** Data to process **
-- START --

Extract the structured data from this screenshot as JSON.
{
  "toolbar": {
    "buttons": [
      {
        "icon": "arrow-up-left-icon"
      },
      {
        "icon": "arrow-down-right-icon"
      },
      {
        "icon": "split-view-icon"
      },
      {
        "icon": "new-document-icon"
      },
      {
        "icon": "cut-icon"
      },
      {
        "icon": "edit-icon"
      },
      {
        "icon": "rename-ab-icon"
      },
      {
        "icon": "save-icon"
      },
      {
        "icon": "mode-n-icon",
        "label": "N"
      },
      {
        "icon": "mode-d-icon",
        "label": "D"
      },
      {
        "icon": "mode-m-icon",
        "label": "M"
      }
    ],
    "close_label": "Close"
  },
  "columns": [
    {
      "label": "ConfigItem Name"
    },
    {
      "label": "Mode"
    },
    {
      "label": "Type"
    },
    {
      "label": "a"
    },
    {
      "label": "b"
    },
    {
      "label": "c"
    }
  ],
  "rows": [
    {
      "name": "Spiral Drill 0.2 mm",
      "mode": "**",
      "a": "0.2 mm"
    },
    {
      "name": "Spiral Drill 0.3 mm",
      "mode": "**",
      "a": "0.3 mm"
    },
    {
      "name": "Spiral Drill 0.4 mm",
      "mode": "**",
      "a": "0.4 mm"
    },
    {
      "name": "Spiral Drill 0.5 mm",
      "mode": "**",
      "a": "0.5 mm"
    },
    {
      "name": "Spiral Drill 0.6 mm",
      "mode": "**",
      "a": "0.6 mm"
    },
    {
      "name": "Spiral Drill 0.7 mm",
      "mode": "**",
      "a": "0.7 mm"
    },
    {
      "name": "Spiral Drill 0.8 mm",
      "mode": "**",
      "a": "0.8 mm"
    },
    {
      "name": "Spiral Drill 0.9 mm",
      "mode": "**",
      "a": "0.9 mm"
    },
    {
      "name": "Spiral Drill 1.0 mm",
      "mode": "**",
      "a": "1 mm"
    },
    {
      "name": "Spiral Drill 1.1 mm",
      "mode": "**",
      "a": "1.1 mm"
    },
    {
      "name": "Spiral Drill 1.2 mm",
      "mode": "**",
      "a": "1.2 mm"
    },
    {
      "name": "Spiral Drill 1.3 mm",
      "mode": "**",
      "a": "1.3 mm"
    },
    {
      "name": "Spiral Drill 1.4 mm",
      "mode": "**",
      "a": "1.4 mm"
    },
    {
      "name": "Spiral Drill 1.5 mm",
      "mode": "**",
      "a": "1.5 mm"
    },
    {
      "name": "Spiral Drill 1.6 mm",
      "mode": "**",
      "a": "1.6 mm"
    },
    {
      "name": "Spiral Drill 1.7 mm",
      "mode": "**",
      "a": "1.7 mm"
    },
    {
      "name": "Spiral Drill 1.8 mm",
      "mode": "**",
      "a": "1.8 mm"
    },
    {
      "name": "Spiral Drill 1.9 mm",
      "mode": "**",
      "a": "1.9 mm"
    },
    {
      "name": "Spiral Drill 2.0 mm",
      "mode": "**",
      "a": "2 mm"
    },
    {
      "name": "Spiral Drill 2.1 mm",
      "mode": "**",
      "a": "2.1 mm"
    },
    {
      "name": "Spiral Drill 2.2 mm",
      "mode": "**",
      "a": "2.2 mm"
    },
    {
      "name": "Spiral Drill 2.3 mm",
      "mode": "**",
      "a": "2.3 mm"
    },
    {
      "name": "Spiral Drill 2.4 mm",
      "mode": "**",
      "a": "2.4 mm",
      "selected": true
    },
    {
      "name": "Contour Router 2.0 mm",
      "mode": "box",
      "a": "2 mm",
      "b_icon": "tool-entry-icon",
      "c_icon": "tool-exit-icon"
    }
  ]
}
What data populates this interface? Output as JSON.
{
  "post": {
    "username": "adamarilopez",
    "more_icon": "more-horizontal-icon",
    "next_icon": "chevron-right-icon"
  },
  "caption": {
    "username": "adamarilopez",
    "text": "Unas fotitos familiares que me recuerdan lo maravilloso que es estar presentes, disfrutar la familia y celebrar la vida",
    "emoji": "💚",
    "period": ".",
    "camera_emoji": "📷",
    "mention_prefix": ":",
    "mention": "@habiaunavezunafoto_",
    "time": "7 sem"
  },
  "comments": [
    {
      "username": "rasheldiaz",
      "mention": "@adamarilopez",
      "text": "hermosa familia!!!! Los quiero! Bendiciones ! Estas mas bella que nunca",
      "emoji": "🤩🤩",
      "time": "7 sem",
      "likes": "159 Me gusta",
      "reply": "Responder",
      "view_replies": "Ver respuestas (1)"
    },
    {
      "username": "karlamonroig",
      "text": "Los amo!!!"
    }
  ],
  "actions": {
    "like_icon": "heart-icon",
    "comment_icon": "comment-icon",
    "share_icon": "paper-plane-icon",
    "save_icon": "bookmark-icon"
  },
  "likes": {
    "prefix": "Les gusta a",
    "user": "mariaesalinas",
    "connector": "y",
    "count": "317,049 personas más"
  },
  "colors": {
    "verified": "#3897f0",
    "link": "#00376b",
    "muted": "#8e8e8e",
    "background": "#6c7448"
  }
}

-- END --

** Work instructions **
Extract the data exactly as given.

** Final result **
Extract the structured data from this screenshot as JSON.
{
  "toolbar": {
    "buttons": [
      {
        "icon": "arrow-up-left-icon"
      },
      {
        "icon": "arrow-down-right-icon"
      },
      {
        "icon": "split-view-icon"
      },
      {
        "icon": "new-document-icon"
      },
      {
        "icon": "cut-icon"
      },
      {
        "icon": "edit-icon"
      },
      {
        "icon": "rename-ab-icon"
      },
      {
        "icon": "save-icon"
      },
      {
        "icon": "mode-n-icon",
        "label": "N"
      },
      {
        "icon": "mode-d-icon",
        "label": "D"
      },
      {
        "icon": "mode-m-icon",
        "label": "M"
      }
    ],
    "close_label": "Close"
  },
  "columns": [
    {
      "label": "ConfigItem Name"
    },
    {
      "label": "Mode"
    },
    {
      "label": "Type"
    },
    {
      "label": "a"
    },
    {
      "label": "b"
    },
    {
      "label": "c"
    }
  ],
  "rows": [
    {
      "name": "Spiral Drill 0.2 mm",
      "mode": "**",
      "a": "0.2 mm"
    },
    {
      "name": "Spiral Drill 0.3 mm",
      "mode": "**",
      "a": "0.3 mm"
    },
    {
      "name": "Spiral Drill 0.4 mm",
      "mode": "**",
      "a": "0.4 mm"
    },
    {
      "name": "Spiral Drill 0.5 mm",
      "mode": "**",
      "a": "0.5 mm"
    },
    {
      "name": "Spiral Drill 0.6 mm",
      "mode": "**",
      "a": "0.6 mm"
    },
    {
      "name": "Spiral Drill 0.7 mm",
      "mode": "**",
      "a": "0.7 mm"
    },
    {
      "name": "Spiral Drill 0.8 mm",
      "mode": "**",
      "a": "0.8 mm"
    },
    {
      "name": "Spiral Drill 0.9 mm",
      "mode": "**",
      "a": "0.9 mm"
    },
    {
      "name": "Spiral Drill 1.0 mm",
      "mode": "**",
      "a": "1 mm"
    },
    {
      "name": "Spiral Drill 1.1 mm",
      "mode": "**",
      "a": "1.1 mm"
    },
    {
      "name": "Spiral Drill 1.2 mm",
      "mode": "**",
      "a": "1.2 mm"
    },
    {
      "name": "Spiral Drill 1.3 mm",
      "mode": "**",
      "a": "1.3 mm"
    },
    {
      "name": "Spiral Drill 1.4 mm",
      "mode": "**",
      "a": "1.4 mm"
    },
    {
      "name": "Spiral Drill 1.5 mm",
      "mode": "**",
      "a": "1.5 mm"
    },
    {
      "name": "Spiral Drill 1.6 mm",
      "mode": "**",
      "a": "1.6 mm"
    },
    {
      "name": "Spiral Drill 1.7 mm",
      "mode": "**",
      "a": "1.7 mm"
    },
    {
      "name": "Spiral Drill 1.8 mm",
      "mode": "**",
      "a": "1.8 mm"
    },
    {
      "name": "Spiral Drill 1.9 mm",
      "mode": "**",
      "a": "1.9 mm"
    },
    {
      "name": "Spiral Drill 2.0 mm",
      "mode": "**",
      "a": "2 mm"
    },
    {
      "name": "Spiral Drill 2.1 mm",
      "mode": "**",
      "a": "2.1 mm"
    },
    {
      "name": "Spiral Drill 2.2 mm",
      "mode": "**",
      "a": "2.2 mm"
    },
    {
      "name": "Spiral Drill 2.3 mm",
      "mode": "**",
      "a": "2.3 mm"
    },
    {
      "name": "Spiral Drill 2.4 mm",
      "mode": "**",
      "a": "2.4 mm",
      "selected": true
    },
    {
      "name": "Contour Router 2.0 mm",
      "mode": "box",
      "a": "2 mm",
      "b_icon": "tool-entry-icon",
      "c_icon": "tool-exit-icon"
    }
  ]
}
What data populates this interface? Output as JSON.
{
  "post": {
    "username": "adamarilopez",
    "more_icon": "more-horizontal-icon",
    "next_icon": "chevron-right-icon"
  },
  "caption": {
    "username": "adamarilopez",
    "text": "Unas fotitos familiares que me recuerdan lo maravilloso que es estar presentes, disfrutar la familia y celebrar la vida",
    "emoji": "💚",
    "period": ".",
    "camera_emoji": "📷",
    "mention_prefix": ":",
    "mention": "@habiaunavezunafoto_",
    "time": "7 sem"
  },
  "comments": [
    {
      "username": "rasheldiaz",
      "mention": "@adamarilopez",
      "text": "hermosa familia!!!! Los quiero! Bendiciones ! Estas mas bella que nunca",
      "emoji": "🤩🤩",
      "time": "7 sem",
      "likes": "159 Me gusta",
      "reply": "Responder",
      "view_replies": "Ver respuestas (1)"
    },
    {
      "username": "karlamonroig",
      "text": "Los amo!!!"
    }
  ],
  "actions": {
    "like_icon": "heart-icon",
    "comment_icon": "comment-icon",
    "share_icon": "paper-plane-icon",
    "save_icon": "bookmark-icon"
  },
  "likes": {
    "prefix": "Les gusta a",
    "user": "mariaesalinas",
    "connector": "y",
    "count": "317,049 personas más"
  },
  "colors": {
    "verified": "#3897f0",
    "link": "#00376b",
    "muted": "#8e8e8e",
    "background": "#6c7448"
  }
}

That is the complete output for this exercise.